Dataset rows
-*-
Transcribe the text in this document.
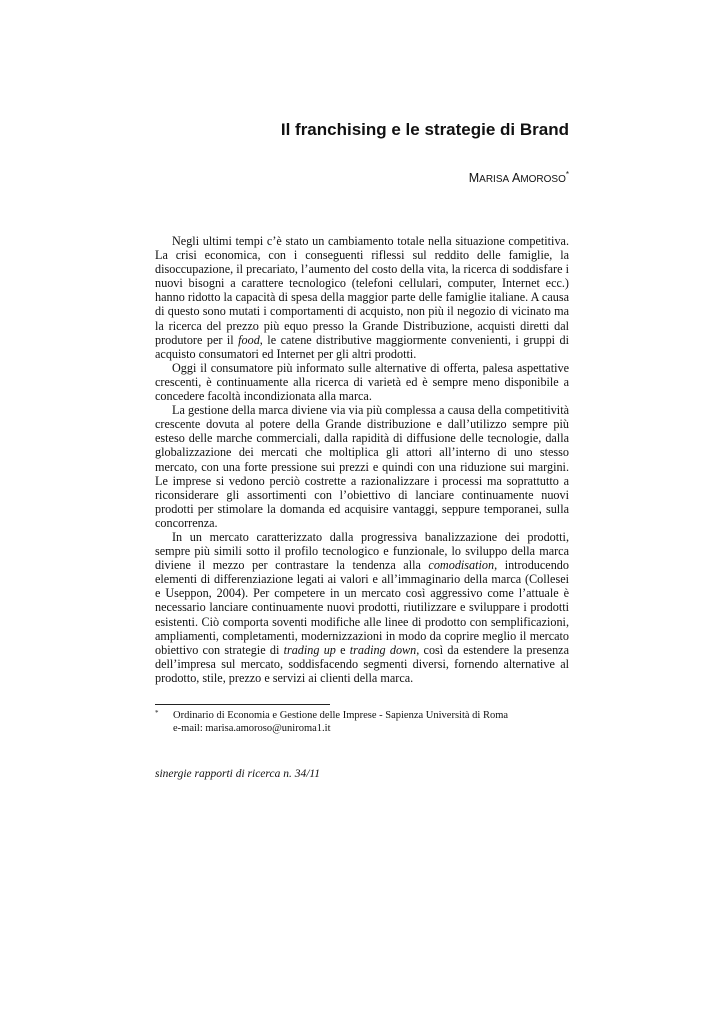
Il franchising e le strategie di Brand
MARISA AMOROSO*

Negli ultimi tempi c’è stato un cambiamento totale nella situazione competitiva. La crisi economica, con i conseguenti riflessi sul reddito delle famiglie, la disoccupazione, il precariato, l’aumento del costo della vita, la ricerca di soddisfare i nuovi bisogni a carattere tecnologico (telefoni cellulari, computer, Internet ecc.) hanno ridotto la capacità di spesa della maggior parte delle famiglie italiane. A causa di questo sono mutati i comportamenti di acquisto, non più il negozio di vicinato ma la ricerca del prezzo più equo presso la Grande Distribuzione, acquisti diretti dal produtore per il food, le catene distributive maggiormente convenienti, i gruppi di acquisto consumatori ed Internet per gli altri prodotti.

Oggi il consumatore più informato sulle alternative di offerta, palesa aspettative crescenti, è continuamente alla ricerca di varietà ed è sempre meno disponibile a concedere facoltà incondizionata alla marca.

La gestione della marca diviene via via più complessa a causa della competitività crescente dovuta al potere della Grande distribuzione e dall’utilizzo sempre più esteso delle marche commerciali, dalla rapidità di diffusione delle tecnologie, dalla globalizzazione dei mercati che moltiplica gli attori all’interno di uno stesso mercato, con una forte pressione sui prezzi e quindi con una riduzione sui margini. Le imprese si vedono perciò costrette a razionalizzare i processi ma soprattutto a riconsiderare gli assortimenti con l’obiettivo di lanciare continuamente nuovi prodotti per stimolare la domanda ed acquisire vantaggi, seppure temporanei, sulla concorrenza.

In un mercato caratterizzato dalla progressiva banalizzazione dei prodotti, sempre più simili sotto il profilo tecnologico e funzionale, lo sviluppo della marca diviene il mezzo per contrastare la tendenza alla comodisation, introducendo elementi di differenziazione legati ai valori e all’immaginario della marca (Collesei e Useppon, 2004). Per competere in un mercato così aggressivo come l’attuale è necessario lanciare continuamente nuovi prodotti, riutilizzare e sviluppare i prodotti esistenti. Ciò comporta soventi modifiche alle linee di prodotto con semplificazioni, ampliamenti, completamenti, modernizzazioni in modo da coprire meglio il mercato obiettivo con strategie di trading up e trading down, così da estendere la presenza dell’impresa sul mercato, soddisfacendo segmenti diversi, fornendo alternative al prodotto, stile, prezzo e servizi ai clienti della marca.

*	Ordinario di Economia e Gestione delle Imprese - Sapienza Università di Roma
e-mail: marisa.amoroso@uniroma1.it
sinergie rapporti di ricerca n. 34/11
-*-
• To be done:
Set the data above down again exactly as given, with no pictures.

• Complete output:
Transcribe the text in this document.
Il franchising e le strategie di Brand
MARISA AMOROSO*

Negli ultimi tempi c’è stato un cambiamento totale nella situazione competitiva. La crisi economica, con i conseguenti riflessi sul reddito delle famiglie, la disoccupazione, il precariato, l’aumento del costo della vita, la ricerca di soddisfare i nuovi bisogni a carattere tecnologico (telefoni cellulari, computer, Internet ecc.) hanno ridotto la capacità di spesa della maggior parte delle famiglie italiane. A causa di questo sono mutati i comportamenti di acquisto, non più il negozio di vicinato ma la ricerca del prezzo più equo presso la Grande Distribuzione, acquisti diretti dal produtore per il food, le catene distributive maggiormente convenienti, i gruppi di acquisto consumatori ed Internet per gli altri prodotti.

Oggi il consumatore più informato sulle alternative di offerta, palesa aspettative crescenti, è continuamente alla ricerca di varietà ed è sempre meno disponibile a concedere facoltà incondizionata alla marca.

La gestione della marca diviene via via più complessa a causa della competitività crescente dovuta al potere della Grande distribuzione e dall’utilizzo sempre più esteso delle marche commerciali, dalla rapidità di diffusione delle tecnologie, dalla globalizzazione dei mercati che moltiplica gli attori all’interno di uno stesso mercato, con una forte pressione sui prezzi e quindi con una riduzione sui margini. Le imprese si vedono perciò costrette a razionalizzare i processi ma soprattutto a riconsiderare gli assortimenti con l’obiettivo di lanciare continuamente nuovi prodotti per stimolare la domanda ed acquisire vantaggi, seppure temporanei, sulla concorrenza.

In un mercato caratterizzato dalla progressiva banalizzazione dei prodotti, sempre più simili sotto il profilo tecnologico e funzionale, lo sviluppo della marca diviene il mezzo per contrastare la tendenza alla comodisation, introducendo elementi di differenziazione legati ai valori e all’immaginario della marca (Collesei e Useppon, 2004). Per competere in un mercato così aggressivo come l’attuale è necessario lanciare continuamente nuovi prodotti, riutilizzare e sviluppare i prodotti esistenti. Ciò comporta soventi modifiche alle linee di prodotto con semplificazioni, ampliamenti, completamenti, modernizzazioni in modo da coprire meglio il mercato obiettivo con strategie di trading up e trading down, così da estendere la presenza dell’impresa sul mercato, soddisfacendo segmenti diversi, fornendo alternative al prodotto, stile, prezzo e servizi ai clienti della marca.

*	Ordinario di Economia e Gestione delle Imprese - Sapienza Università di Roma
e-mail: marisa.amoroso@uniroma1.it
sinergie rapporti di ricerca n. 34/11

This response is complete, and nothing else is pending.